** PROBLEM DETAILS **
Copy out word for word everything from the line containing "quoted-text: flashing warning" down to the line containing "quoted-tweet[interactable]: EPICSICLES @epicsicles", including both of those lines.

Saved entries:
########
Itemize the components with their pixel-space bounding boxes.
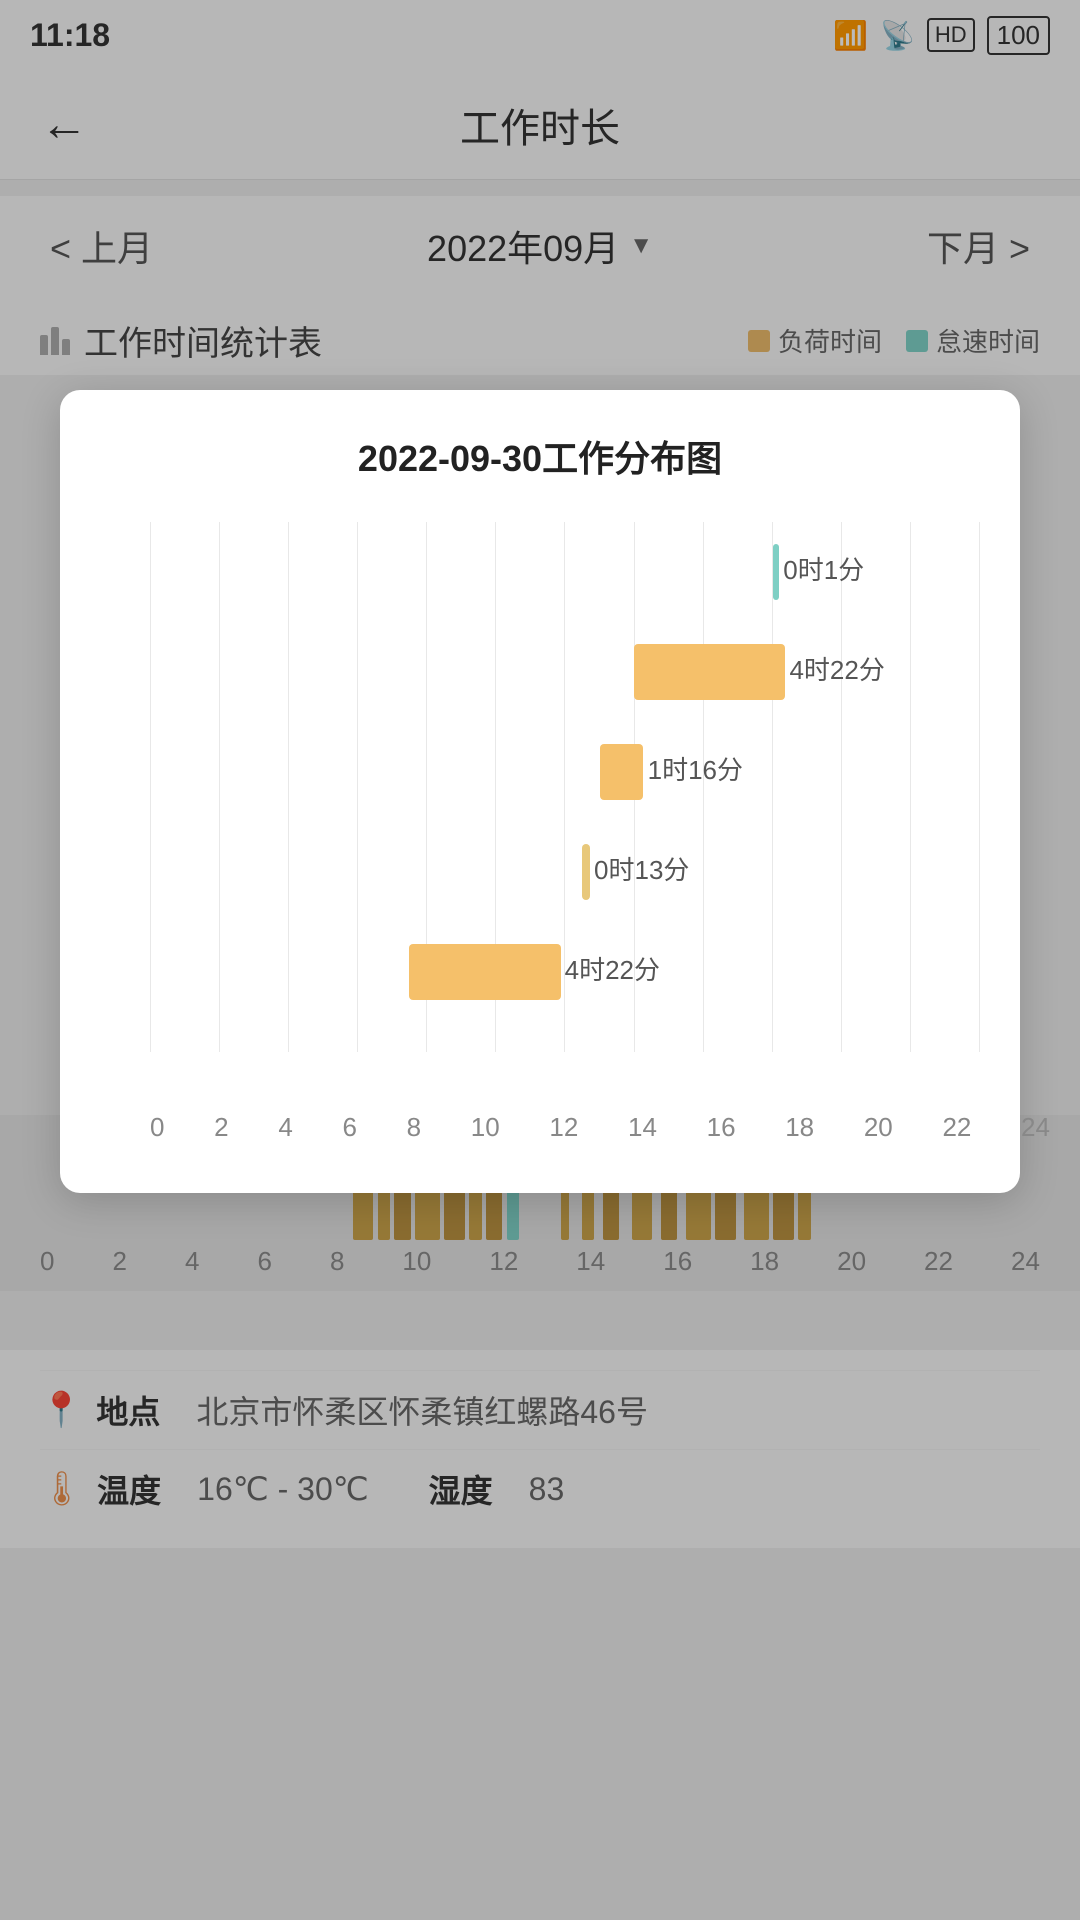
x-axis-label: 24 [1021,1112,1050,1143]
bar-row-bar5: 4时22分 [150,922,980,1022]
x-axis-label: 10 [471,1112,500,1143]
modal-card: 2022-09-30工作分布图 0时1分 4时22分 1时16分 0时13分 4时22分… [60,390,1020,1193]
x-axis: 024681012141618202224 [150,1112,1050,1143]
bar-row-bar3: 1时16分 [150,722,980,822]
bar-row-bar2: 4时22分 [150,622,980,722]
x-axis-label: 22 [942,1112,971,1143]
bar-label-bar5: 4时22分 [565,950,660,987]
x-axis-label: 2 [214,1112,228,1143]
bar-fill-bar3 [600,744,644,800]
x-axis-label: 20 [864,1112,893,1143]
x-axis-label: 12 [549,1112,578,1143]
bar-label-bar4: 0时13分 [594,850,689,887]
x-axis-label: 0 [150,1112,164,1143]
x-axis-label: 16 [707,1112,736,1143]
modal-title: 2022-09-30工作分布图 [90,430,990,482]
x-axis-label: 6 [342,1112,356,1143]
bar-fill-bar1 [773,544,780,600]
x-axis-label: 14 [628,1112,657,1143]
bar-row-bar4: 0时13分 [150,822,980,922]
bar-fill-bar4 [582,844,590,900]
x-axis-label: 18 [785,1112,814,1143]
chart-inner: 0时1分 4时22分 1时16分 0时13分 4时22分 [90,522,990,1052]
chart-container: 0时1分 4时22分 1时16分 0时13分 4时22分 0 2 4 6 8 10 12 14 16 18… [90,522,990,1153]
bar-label-bar1: 0时1分 [783,550,864,587]
x-axis-label: 8 [407,1112,421,1143]
bar-row-bar1: 0时1分 [150,522,980,622]
bar-label-bar3: 1时16分 [648,750,743,787]
bar-fill-bar2 [634,644,785,700]
x-axis-label: 4 [278,1112,292,1143]
bar-label-bar2: 4时22分 [789,650,884,687]
bar-fill-bar5 [409,944,560,1000]
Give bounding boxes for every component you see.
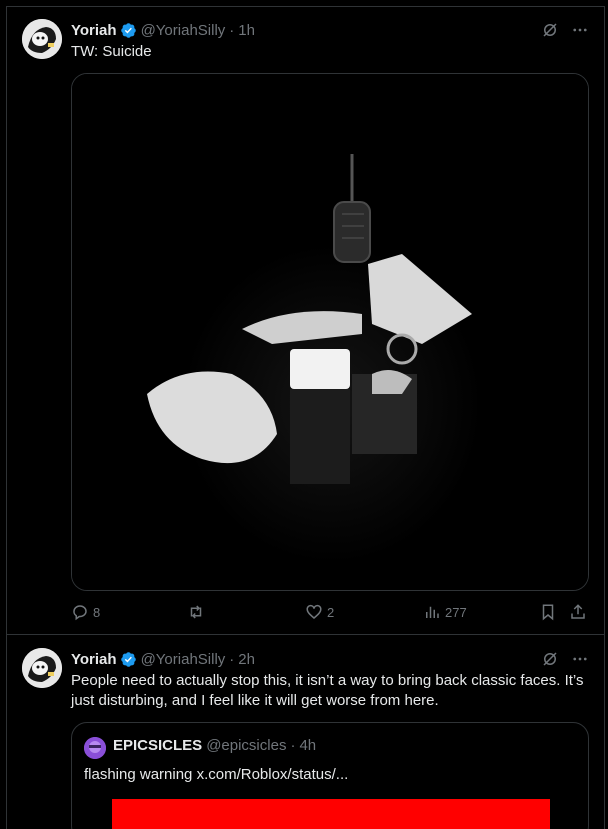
quoted-text: flashing warning x.com/Roblox/status/...	[84, 766, 349, 783]
retweet-icon	[190, 605, 202, 619]
quoted-header: EPICSICLES @epicsicles · 4h	[113, 737, 316, 754]
reply-count: 8	[93, 604, 101, 620]
tweet-header: Yoriah @YoriahSilly · 1h	[71, 20, 255, 40]
reply-button[interactable]: 8	[71, 603, 100, 621]
more-icon[interactable]	[571, 650, 589, 668]
tweet-top-actions	[541, 650, 589, 668]
tweet-image[interactable]	[71, 73, 589, 591]
bookmark-icon[interactable]	[539, 603, 557, 621]
like-count: 2	[327, 604, 335, 620]
timestamp[interactable]: 2h	[238, 651, 255, 668]
user-handle[interactable]: @YoriahSilly	[141, 22, 226, 39]
views-button[interactable]: 277	[423, 603, 467, 621]
quoted-media[interactable]	[112, 799, 550, 829]
display-name[interactable]: Yoriah	[71, 651, 117, 668]
separator-dot: ·	[229, 21, 235, 39]
quoted-display-name[interactable]: EPICSICLES	[113, 737, 202, 754]
separator-dot: ·	[290, 737, 296, 754]
quoted-handle[interactable]: @epicsicles	[206, 737, 286, 754]
verified-badge-icon	[120, 22, 136, 38]
views-icon	[426, 606, 439, 618]
avatar[interactable]	[22, 19, 62, 59]
quoted-tweet[interactable]: EPICSICLES @epicsicles · 4h flashing war…	[71, 722, 589, 829]
grok-icon[interactable]	[541, 650, 559, 668]
tweet-header: Yoriah @YoriahSilly · 2h	[71, 649, 255, 669]
share-icon[interactable]	[569, 603, 587, 621]
grok-icon[interactable]	[541, 21, 559, 39]
retweet-button[interactable]	[187, 603, 209, 621]
more-icon[interactable]	[571, 21, 589, 39]
tweet-actions: 8 2 277	[71, 603, 591, 623]
reply-icon	[73, 605, 87, 621]
views-count: 277	[445, 604, 467, 620]
quoted-timestamp[interactable]: 4h	[299, 737, 316, 754]
tweet[interactable]: Yoriah @YoriahSilly · 2h People need to …	[6, 636, 605, 829]
tweet-text: TW: Suicide	[71, 43, 152, 60]
display-name[interactable]: Yoriah	[71, 22, 117, 39]
tweet-top-actions	[541, 21, 589, 39]
avatar[interactable]	[22, 648, 62, 688]
verified-badge-icon	[120, 651, 136, 667]
like-icon	[306, 604, 322, 619]
like-button[interactable]: 2	[305, 603, 334, 621]
tweet[interactable]: Yoriah @YoriahSilly · 1h TW: Suicide 8 2…	[6, 7, 605, 635]
timestamp[interactable]: 1h	[238, 22, 255, 39]
user-handle[interactable]: @YoriahSilly	[141, 651, 226, 668]
tweet-text: People need to actually stop this, it is…	[71, 672, 584, 709]
separator-dot: ·	[229, 650, 235, 668]
quoted-avatar[interactable]	[84, 737, 106, 759]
########
** TASK SOLUTION **
quoted-text: flashing warning x.com/Roblox/status/...	[84, 766, 349, 783]
retweet-icon	[190, 605, 202, 619]
quoted-header: EPICSICLES @epicsicles · 4h	[113, 737, 316, 754]
reply-count: 8	[93, 604, 101, 620]
tweet-header: Yoriah @YoriahSilly · 1h	[71, 20, 255, 40]
reply-button[interactable]: 8	[71, 603, 100, 621]
more-icon[interactable]	[571, 650, 589, 668]
tweet-top-actions	[541, 650, 589, 668]
tweet-image[interactable]	[71, 73, 589, 591]
bookmark-icon[interactable]	[539, 603, 557, 621]
like-count: 2	[327, 604, 335, 620]
timestamp[interactable]: 2h	[238, 651, 255, 668]
user-handle[interactable]: @YoriahSilly	[141, 22, 226, 39]
views-button[interactable]: 277	[423, 603, 467, 621]
quoted-media[interactable]	[112, 799, 550, 829]
display-name[interactable]: Yoriah	[71, 651, 117, 668]
separator-dot: ·	[229, 21, 235, 39]
quoted-display-name[interactable]: EPICSICLES	[113, 737, 202, 754]
separator-dot: ·	[290, 737, 296, 754]
quoted-handle[interactable]: @epicsicles	[206, 737, 286, 754]
verified-badge-icon	[120, 22, 136, 38]
views-icon	[426, 606, 439, 618]
avatar[interactable]	[22, 19, 62, 59]
quoted-tweet[interactable]: EPICSICLES @epicsicles · 4h flashing war…	[71, 722, 589, 829]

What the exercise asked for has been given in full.